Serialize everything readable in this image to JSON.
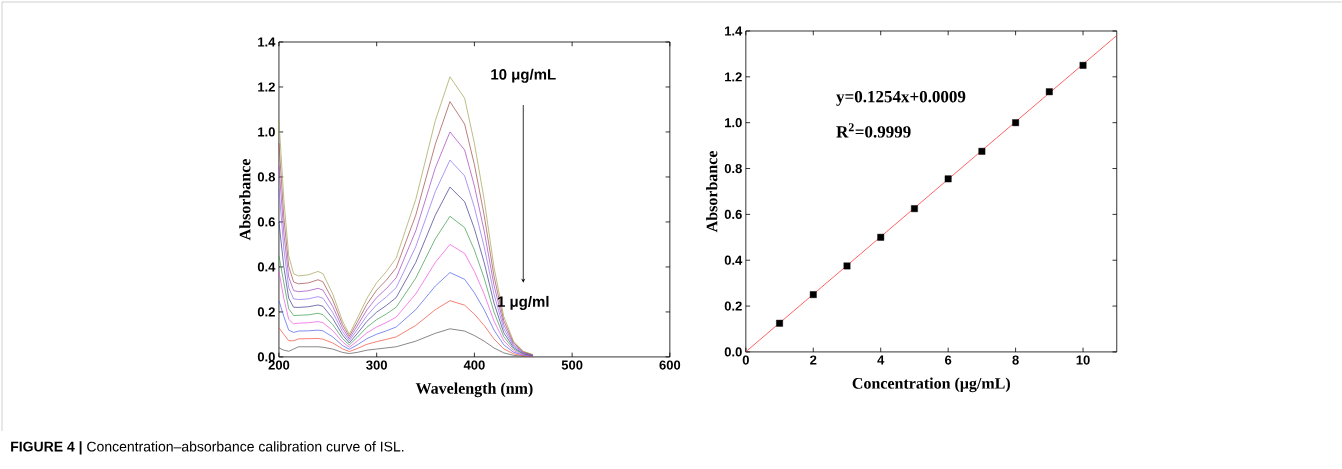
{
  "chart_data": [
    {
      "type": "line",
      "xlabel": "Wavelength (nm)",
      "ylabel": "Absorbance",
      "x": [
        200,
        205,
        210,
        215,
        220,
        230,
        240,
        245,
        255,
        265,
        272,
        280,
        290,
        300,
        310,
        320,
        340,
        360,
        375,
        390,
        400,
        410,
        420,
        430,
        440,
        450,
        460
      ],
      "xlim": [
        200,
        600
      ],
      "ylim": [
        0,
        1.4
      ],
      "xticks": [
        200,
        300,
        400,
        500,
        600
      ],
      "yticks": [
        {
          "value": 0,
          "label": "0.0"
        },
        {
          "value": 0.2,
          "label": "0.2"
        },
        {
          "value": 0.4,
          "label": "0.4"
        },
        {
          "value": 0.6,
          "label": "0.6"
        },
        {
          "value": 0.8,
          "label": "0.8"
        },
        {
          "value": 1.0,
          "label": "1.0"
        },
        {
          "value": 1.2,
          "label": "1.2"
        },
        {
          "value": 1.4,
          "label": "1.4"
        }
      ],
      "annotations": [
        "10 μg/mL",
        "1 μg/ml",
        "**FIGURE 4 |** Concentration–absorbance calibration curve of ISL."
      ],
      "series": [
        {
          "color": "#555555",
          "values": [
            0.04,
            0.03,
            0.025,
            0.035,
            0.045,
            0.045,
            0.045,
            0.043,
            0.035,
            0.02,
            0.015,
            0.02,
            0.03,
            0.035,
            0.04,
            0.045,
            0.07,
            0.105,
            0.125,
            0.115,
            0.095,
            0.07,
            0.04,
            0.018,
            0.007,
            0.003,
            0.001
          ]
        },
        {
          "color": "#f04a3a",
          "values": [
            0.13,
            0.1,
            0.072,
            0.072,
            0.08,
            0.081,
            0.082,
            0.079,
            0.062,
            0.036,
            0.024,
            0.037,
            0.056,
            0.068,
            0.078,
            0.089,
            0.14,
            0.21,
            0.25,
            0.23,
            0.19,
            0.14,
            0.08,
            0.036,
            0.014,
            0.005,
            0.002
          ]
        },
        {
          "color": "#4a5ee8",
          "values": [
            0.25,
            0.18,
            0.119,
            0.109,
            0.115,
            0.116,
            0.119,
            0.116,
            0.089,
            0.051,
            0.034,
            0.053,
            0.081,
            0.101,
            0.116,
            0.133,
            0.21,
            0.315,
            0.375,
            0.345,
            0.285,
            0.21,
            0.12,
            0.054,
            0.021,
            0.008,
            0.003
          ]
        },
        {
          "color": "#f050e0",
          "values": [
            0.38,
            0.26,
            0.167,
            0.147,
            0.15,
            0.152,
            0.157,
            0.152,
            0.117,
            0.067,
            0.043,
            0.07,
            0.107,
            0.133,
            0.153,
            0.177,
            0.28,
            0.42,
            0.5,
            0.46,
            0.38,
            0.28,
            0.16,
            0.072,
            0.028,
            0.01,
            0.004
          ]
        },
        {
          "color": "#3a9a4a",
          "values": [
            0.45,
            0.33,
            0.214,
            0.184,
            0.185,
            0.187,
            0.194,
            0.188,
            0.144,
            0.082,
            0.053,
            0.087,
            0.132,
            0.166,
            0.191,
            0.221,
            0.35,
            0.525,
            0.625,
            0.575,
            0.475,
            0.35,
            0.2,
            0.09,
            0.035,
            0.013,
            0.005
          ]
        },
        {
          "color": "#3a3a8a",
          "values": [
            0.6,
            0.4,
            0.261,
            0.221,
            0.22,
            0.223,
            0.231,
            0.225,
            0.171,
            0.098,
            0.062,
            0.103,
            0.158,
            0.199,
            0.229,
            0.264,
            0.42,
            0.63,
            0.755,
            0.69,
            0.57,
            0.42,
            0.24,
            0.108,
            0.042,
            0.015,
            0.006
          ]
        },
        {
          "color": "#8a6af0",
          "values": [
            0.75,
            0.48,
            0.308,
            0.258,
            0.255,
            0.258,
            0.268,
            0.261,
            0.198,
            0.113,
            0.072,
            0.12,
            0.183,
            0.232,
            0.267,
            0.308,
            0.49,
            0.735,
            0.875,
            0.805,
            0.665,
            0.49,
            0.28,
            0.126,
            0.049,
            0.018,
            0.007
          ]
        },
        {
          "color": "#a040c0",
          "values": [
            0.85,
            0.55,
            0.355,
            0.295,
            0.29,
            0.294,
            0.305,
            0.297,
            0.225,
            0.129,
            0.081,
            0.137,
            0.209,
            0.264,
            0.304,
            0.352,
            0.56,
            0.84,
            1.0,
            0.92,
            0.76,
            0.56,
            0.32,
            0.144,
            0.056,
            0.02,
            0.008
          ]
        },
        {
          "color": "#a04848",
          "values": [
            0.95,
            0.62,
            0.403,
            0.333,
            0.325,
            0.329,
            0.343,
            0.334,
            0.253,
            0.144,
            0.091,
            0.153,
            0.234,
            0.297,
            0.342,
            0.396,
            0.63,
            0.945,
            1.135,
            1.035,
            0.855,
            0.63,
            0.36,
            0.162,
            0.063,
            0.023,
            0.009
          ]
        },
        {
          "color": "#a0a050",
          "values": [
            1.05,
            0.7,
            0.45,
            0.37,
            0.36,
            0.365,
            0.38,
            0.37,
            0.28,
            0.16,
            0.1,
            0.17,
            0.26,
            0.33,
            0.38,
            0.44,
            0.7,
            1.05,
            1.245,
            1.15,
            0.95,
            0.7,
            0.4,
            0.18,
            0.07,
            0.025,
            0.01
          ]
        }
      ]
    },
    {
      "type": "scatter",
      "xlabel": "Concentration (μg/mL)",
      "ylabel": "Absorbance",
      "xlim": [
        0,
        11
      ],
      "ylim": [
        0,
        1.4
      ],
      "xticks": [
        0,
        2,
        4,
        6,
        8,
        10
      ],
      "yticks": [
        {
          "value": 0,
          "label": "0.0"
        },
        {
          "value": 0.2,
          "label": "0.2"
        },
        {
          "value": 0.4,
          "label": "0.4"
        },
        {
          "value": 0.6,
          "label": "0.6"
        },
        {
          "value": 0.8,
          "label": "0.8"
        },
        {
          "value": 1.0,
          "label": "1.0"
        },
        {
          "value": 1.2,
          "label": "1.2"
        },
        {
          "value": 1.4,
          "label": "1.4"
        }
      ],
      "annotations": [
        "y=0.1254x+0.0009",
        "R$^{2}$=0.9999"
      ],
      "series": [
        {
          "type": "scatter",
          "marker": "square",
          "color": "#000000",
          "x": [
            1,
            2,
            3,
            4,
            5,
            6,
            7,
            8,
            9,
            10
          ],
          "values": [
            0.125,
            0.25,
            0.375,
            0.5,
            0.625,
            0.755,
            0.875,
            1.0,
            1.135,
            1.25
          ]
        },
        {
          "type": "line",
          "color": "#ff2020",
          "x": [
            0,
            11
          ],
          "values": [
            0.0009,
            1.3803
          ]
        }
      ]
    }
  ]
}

■ ■ ■ ■ ■

§ **Problem details**
Retype all the records shown above, character for character. Omit every picture.

§ **Result of this task**
Serialize everything readable in this image to JSON.
{
  "chart_data": [
    {
      "type": "line",
      "xlabel": "Wavelength (nm)",
      "ylabel": "Absorbance",
      "x": [
        200,
        205,
        210,
        215,
        220,
        230,
        240,
        245,
        255,
        265,
        272,
        280,
        290,
        300,
        310,
        320,
        340,
        360,
        375,
        390,
        400,
        410,
        420,
        430,
        440,
        450,
        460
      ],
      "xlim": [
        200,
        600
      ],
      "ylim": [
        0,
        1.4
      ],
      "xticks": [
        200,
        300,
        400,
        500,
        600
      ],
      "yticks": [
        {
          "value": 0,
          "label": "0.0"
        },
        {
          "value": 0.2,
          "label": "0.2"
        },
        {
          "value": 0.4,
          "label": "0.4"
        },
        {
          "value": 0.6,
          "label": "0.6"
        },
        {
          "value": 0.8,
          "label": "0.8"
        },
        {
          "value": 1.0,
          "label": "1.0"
        },
        {
          "value": 1.2,
          "label": "1.2"
        },
        {
          "value": 1.4,
          "label": "1.4"
        }
      ],
      "annotations": [
        "10 μg/mL",
        "1 μg/ml",
        "**FIGURE 4 |** Concentration–absorbance calibration curve of ISL."
      ],
      "series": [
        {
          "color": "#555555",
          "values": [
            0.04,
            0.03,
            0.025,
            0.035,
            0.045,
            0.045,
            0.045,
            0.043,
            0.035,
            0.02,
            0.015,
            0.02,
            0.03,
            0.035,
            0.04,
            0.045,
            0.07,
            0.105,
            0.125,
            0.115,
            0.095,
            0.07,
            0.04,
            0.018,
            0.007,
            0.003,
            0.001
          ]
        },
        {
          "color": "#f04a3a",
          "values": [
            0.13,
            0.1,
            0.072,
            0.072,
            0.08,
            0.081,
            0.082,
            0.079,
            0.062,
            0.036,
            0.024,
            0.037,
            0.056,
            0.068,
            0.078,
            0.089,
            0.14,
            0.21,
            0.25,
            0.23,
            0.19,
            0.14,
            0.08,
            0.036,
            0.014,
            0.005,
            0.002
          ]
        },
        {
          "color": "#4a5ee8",
          "values": [
            0.25,
            0.18,
            0.119,
            0.109,
            0.115,
            0.116,
            0.119,
            0.116,
            0.089,
            0.051,
            0.034,
            0.053,
            0.081,
            0.101,
            0.116,
            0.133,
            0.21,
            0.315,
            0.375,
            0.345,
            0.285,
            0.21,
            0.12,
            0.054,
            0.021,
            0.008,
            0.003
          ]
        },
        {
          "color": "#f050e0",
          "values": [
            0.38,
            0.26,
            0.167,
            0.147,
            0.15,
            0.152,
            0.157,
            0.152,
            0.117,
            0.067,
            0.043,
            0.07,
            0.107,
            0.133,
            0.153,
            0.177,
            0.28,
            0.42,
            0.5,
            0.46,
            0.38,
            0.28,
            0.16,
            0.072,
            0.028,
            0.01,
            0.004
          ]
        },
        {
          "color": "#3a9a4a",
          "values": [
            0.45,
            0.33,
            0.214,
            0.184,
            0.185,
            0.187,
            0.194,
            0.188,
            0.144,
            0.082,
            0.053,
            0.087,
            0.132,
            0.166,
            0.191,
            0.221,
            0.35,
            0.525,
            0.625,
            0.575,
            0.475,
            0.35,
            0.2,
            0.09,
            0.035,
            0.013,
            0.005
          ]
        },
        {
          "color": "#3a3a8a",
          "values": [
            0.6,
            0.4,
            0.261,
            0.221,
            0.22,
            0.223,
            0.231,
            0.225,
            0.171,
            0.098,
            0.062,
            0.103,
            0.158,
            0.199,
            0.229,
            0.264,
            0.42,
            0.63,
            0.755,
            0.69,
            0.57,
            0.42,
            0.24,
            0.108,
            0.042,
            0.015,
            0.006
          ]
        },
        {
          "color": "#8a6af0",
          "values": [
            0.75,
            0.48,
            0.308,
            0.258,
            0.255,
            0.258,
            0.268,
            0.261,
            0.198,
            0.113,
            0.072,
            0.12,
            0.183,
            0.232,
            0.267,
            0.308,
            0.49,
            0.735,
            0.875,
            0.805,
            0.665,
            0.49,
            0.28,
            0.126,
            0.049,
            0.018,
            0.007
          ]
        },
        {
          "color": "#a040c0",
          "values": [
            0.85,
            0.55,
            0.355,
            0.295,
            0.29,
            0.294,
            0.305,
            0.297,
            0.225,
            0.129,
            0.081,
            0.137,
            0.209,
            0.264,
            0.304,
            0.352,
            0.56,
            0.84,
            1.0,
            0.92,
            0.76,
            0.56,
            0.32,
            0.144,
            0.056,
            0.02,
            0.008
          ]
        },
        {
          "color": "#a04848",
          "values": [
            0.95,
            0.62,
            0.403,
            0.333,
            0.325,
            0.329,
            0.343,
            0.334,
            0.253,
            0.144,
            0.091,
            0.153,
            0.234,
            0.297,
            0.342,
            0.396,
            0.63,
            0.945,
            1.135,
            1.035,
            0.855,
            0.63,
            0.36,
            0.162,
            0.063,
            0.023,
            0.009
          ]
        },
        {
          "color": "#a0a050",
          "values": [
            1.05,
            0.7,
            0.45,
            0.37,
            0.36,
            0.365,
            0.38,
            0.37,
            0.28,
            0.16,
            0.1,
            0.17,
            0.26,
            0.33,
            0.38,
            0.44,
            0.7,
            1.05,
            1.245,
            1.15,
            0.95,
            0.7,
            0.4,
            0.18,
            0.07,
            0.025,
            0.01
          ]
        }
      ]
    },
    {
      "type": "scatter",
      "xlabel": "Concentration (μg/mL)",
      "ylabel": "Absorbance",
      "xlim": [
        0,
        11
      ],
      "ylim": [
        0,
        1.4
      ],
      "xticks": [
        0,
        2,
        4,
        6,
        8,
        10
      ],
      "yticks": [
        {
          "value": 0,
          "label": "0.0"
        },
        {
          "value": 0.2,
          "label": "0.2"
        },
        {
          "value": 0.4,
          "label": "0.4"
        },
        {
          "value": 0.6,
          "label": "0.6"
        },
        {
          "value": 0.8,
          "label": "0.8"
        },
        {
          "value": 1.0,
          "label": "1.0"
        },
        {
          "value": 1.2,
          "label": "1.2"
        },
        {
          "value": 1.4,
          "label": "1.4"
        }
      ],
      "annotations": [
        "y=0.1254x+0.0009",
        "R$^{2}$=0.9999"
      ],
      "series": [
        {
          "type": "scatter",
          "marker": "square",
          "color": "#000000",
          "x": [
            1,
            2,
            3,
            4,
            5,
            6,
            7,
            8,
            9,
            10
          ],
          "values": [
            0.125,
            0.25,
            0.375,
            0.5,
            0.625,
            0.755,
            0.875,
            1.0,
            1.135,
            1.25
          ]
        },
        {
          "type": "line",
          "color": "#ff2020",
          "x": [
            0,
            11
          ],
          "values": [
            0.0009,
            1.3803
          ]
        }
      ]
    }
  ]
}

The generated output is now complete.